### EXERCISE DESCRIPTION
Check every line below for the word "computer" and copy each one that has it.

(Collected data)
Begin
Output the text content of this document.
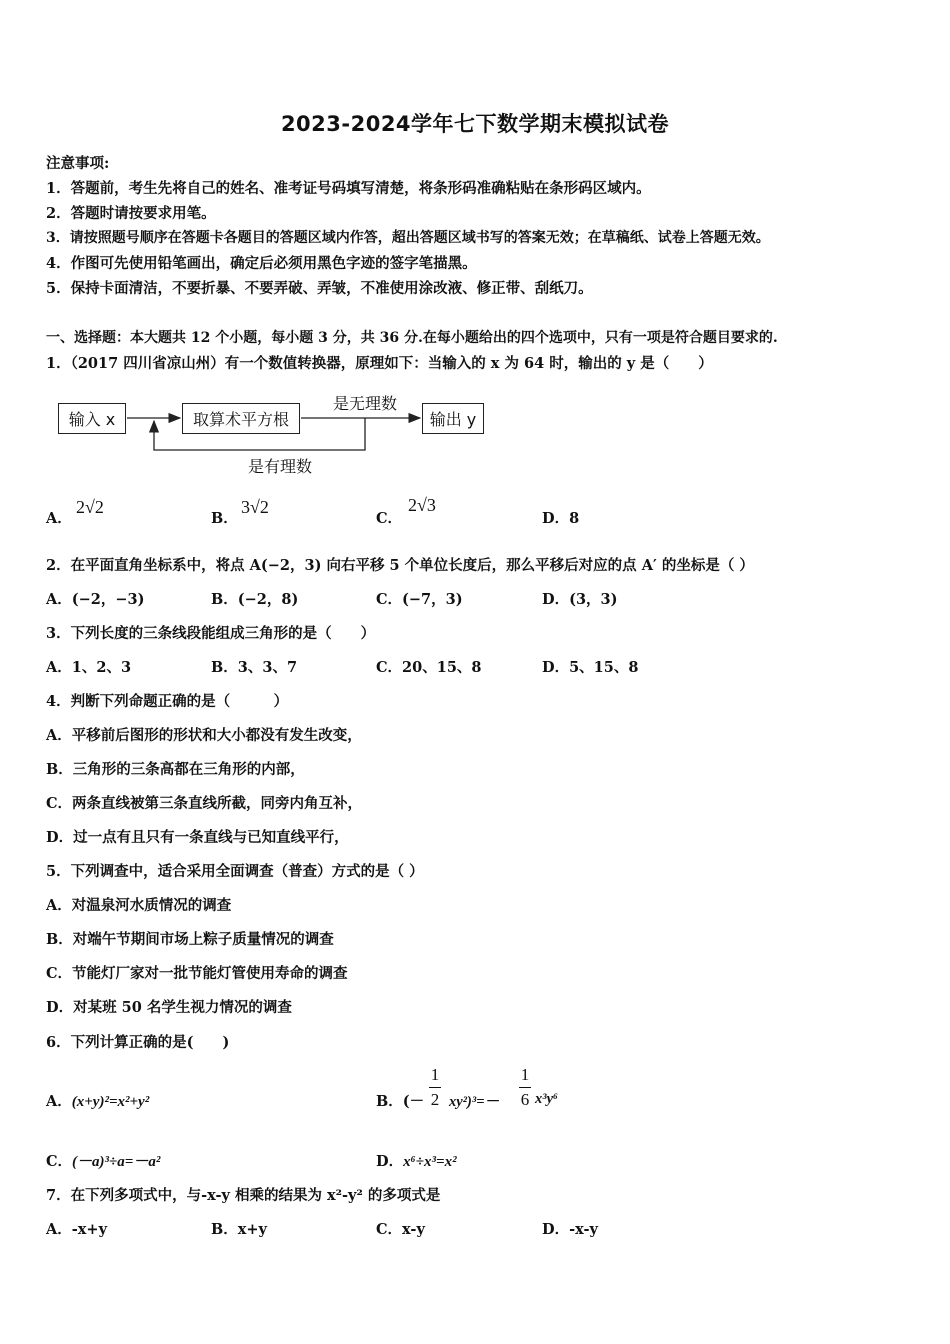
2023-2024学年七下数学期末模拟试卷
注意事项:
1．答题前，考生先将自己的姓名、准考证号码填写清楚，将条形码准确粘贴在条形码区域内。
2．答题时请按要求用笔。
3．请按照题号顺序在答题卡各题目的答题区域内作答，超出答题区域书写的答案无效；在草稿纸、试卷上答题无效。
4．作图可先使用铅笔画出，确定后必须用黑色字迹的签字笔描黑。
5．保持卡面清洁，不要折暴、不要弄破、弄皱，不准使用涂改液、修正带、刮纸刀。
一、选择题：本大题共 12 个小题，每小题 3 分，共 36 分.在每小题给出的四个选项中，只有一项是符合题目要求的.
1．（2017 四川省凉山州）有一个数值转换器，原理如下：当输入的 x 为 64 时，输出的 y 是（　　）
输入 x	取算术平方根	输出 y
是无理数
是有理数
A．
2√2
B．
3√2
C．
2√3
D．8
2．在平面直角坐标系中，将点 A(−2，3) 向右平移 5 个单位长度后，那么平移后对应的点 A′ 的坐标是（ ）
A．(−2，−3)	B．(−2，8)	C．(−7，3)	D．(3，3)
3．下列长度的三条线段能组成三角形的是（　　）
A．1、2、3	B．3、3、7	C．20、15、8	D．5、15、8
4．判断下列命题正确的是（　　　）
A．平移前后图形的形状和大小都没有发生改变，
B．三角形的三条高都在三角形的内部，
C．两条直线被第三条直线所截，同旁内角互补，
D．过一点有且只有一条直线与已知直线平行，
5．下列调查中，适合采用全面调查（普查）方式的是（ ）
A．对温泉河水质情况的调查
B．对端午节期间市场上粽子质量情况的调查
C．节能灯厂家对一批节能灯管使用寿命的调查
D．对某班 50 名学生视力情况的调查
6．下列计算正确的是(　　)
A．(x+y)²=x²+y²	B．(－
1
2 xy²)³=－
1
6 x³y⁶
C．(－a)³÷a=－a²	D．x⁶÷x³=x²
7．在下列多项式中，与-x-y 相乘的结果为 x²-y² 的多项式是
A．-x+y	B．x+y	C．x-y	D．-x-y
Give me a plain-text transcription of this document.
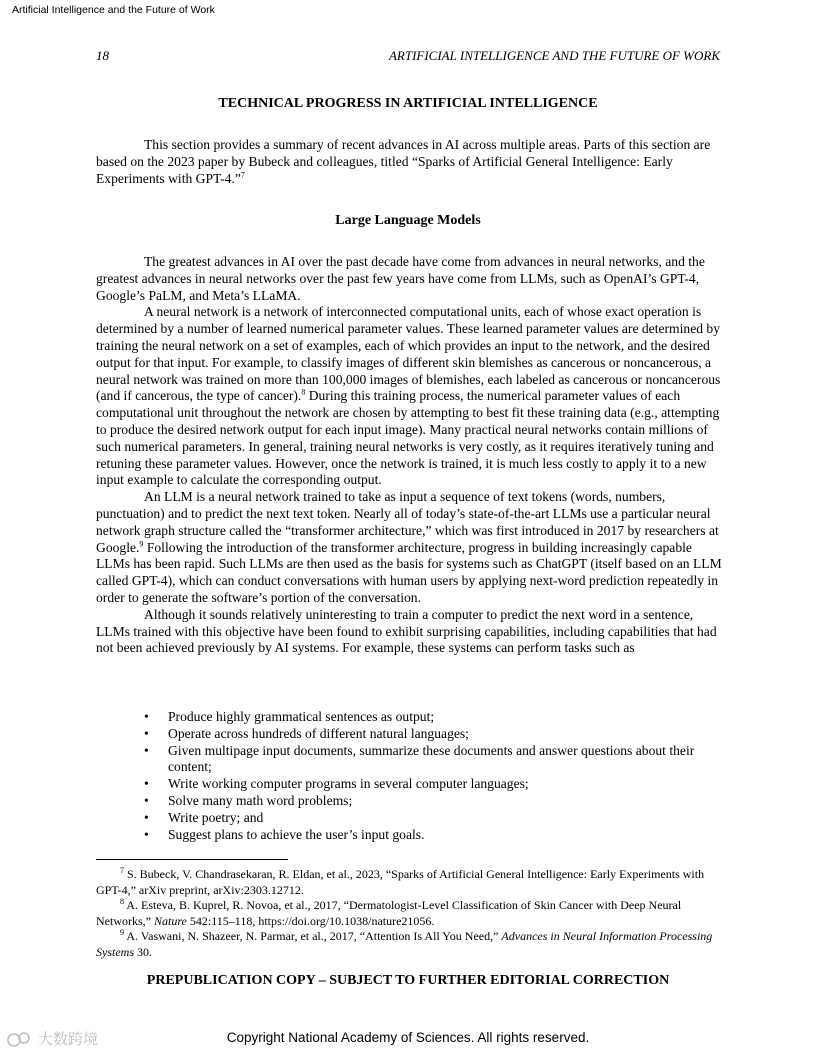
Artificial Intelligence and the Future of Work
18	ARTIFICIAL INTELLIGENCE AND THE FUTURE OF WORK
TECHNICAL PROGRESS IN ARTIFICIAL INTELLIGENCE

This section provides a summary of recent advances in AI across multiple areas. Parts of this section are based on the 2023 paper by Bubeck and colleagues, titled “Sparks of Artificial General Intelligence: Early Experiments with GPT-4.”$^7$

Large Language Models

The greatest advances in AI over the past decade have come from advances in neural networks, and the greatest advances in neural networks over the past few years have come from LLMs, such as OpenAI’s GPT-4, Google’s PaLM, and Meta’s LLaMA.

A neural network is a network of interconnected computational units, each of whose exact operation is determined by a number of learned numerical parameter values. These learned parameter values are determined by training the neural network on a set of examples, each of which provides an input to the network, and the desired output for that input. For example, to classify images of different skin blemishes as cancerous or noncancerous, a neural network was trained on more than 100,000 images of blemishes, each labeled as cancerous or noncancerous (and if cancerous, the type of cancer).$^8$ During this training process, the numerical parameter values of each computational unit throughout the network are chosen by attempting to best fit these training data (e.g., attempting to produce the desired network output for each input image). Many practical neural networks contain millions of such numerical parameters. In general, training neural networks is very costly, as it requires iteratively tuning and retuning these parameter values. However, once the network is trained, it is much less costly to apply it to a new input example to calculate the corresponding output.

An LLM is a neural network trained to take as input a sequence of text tokens (words, numbers, punctuation) and to predict the next text token. Nearly all of today’s state-of-the-art LLMs use a particular neural network graph structure called the “transformer architecture,” which was first introduced in 2017 by researchers at Google.$^9$ Following the introduction of the transformer architecture, progress in building increasingly capable LLMs has been rapid. Such LLMs are then used as the basis for systems such as ChatGPT (itself based on an LLM called GPT-4), which can conduct conversations with human users by applying next-word prediction repeatedly in order to generate the software’s portion of the conversation.

Although it sounds relatively uninteresting to train a computer to predict the next word in a sentence, LLMs trained with this objective have been found to exhibit surprising capabilities, including capabilities that had not been achieved previously by AI systems. For example, these systems can perform tasks such as

• Produce highly grammatical sentences as output;
• Operate across hundreds of different natural languages;
• Given multipage input documents, summarize these documents and answer questions about their content;
• Write working computer programs in several computer languages;
• Solve many math word problems;
• Write poetry; and
• Suggest plans to achieve the user’s input goals.

$^7$ S. Bubeck, V. Chandrasekaran, R. Eldan, et al., 2023, “Sparks of Artificial General Intelligence: Early Experiments with GPT-4,” arXiv preprint, arXiv:2303.12712.

$^8$ A. Esteva, B. Kuprel, R. Novoa, et al., 2017, “Dermatologist-Level Classification of Skin Cancer with Deep Neural Networks,” Nature 542:115–118, https://doi.org/10.1038/nature21056.

$^9$ A. Vaswani, N. Shazeer, N. Parmar, et al., 2017, “Attention Is All You Need,” Advances in Neural Information Processing Systems 30.

PREPUBLICATION COPY – SUBJECT TO FURTHER EDITORIAL CORRECTION
大数跨境	Copyright National Academy of Sciences. All rights reserved.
End
### SOLUTION BELOW
Although it sounds relatively uninteresting to train a computer to predict the next word in a sentence, LLMs trained with this objective have been found to exhibit surprising capabilities, including capabilities that had not been achieved previously by AI systems. For example, these systems can perform tasks such as
• Write working computer programs in several computer languages;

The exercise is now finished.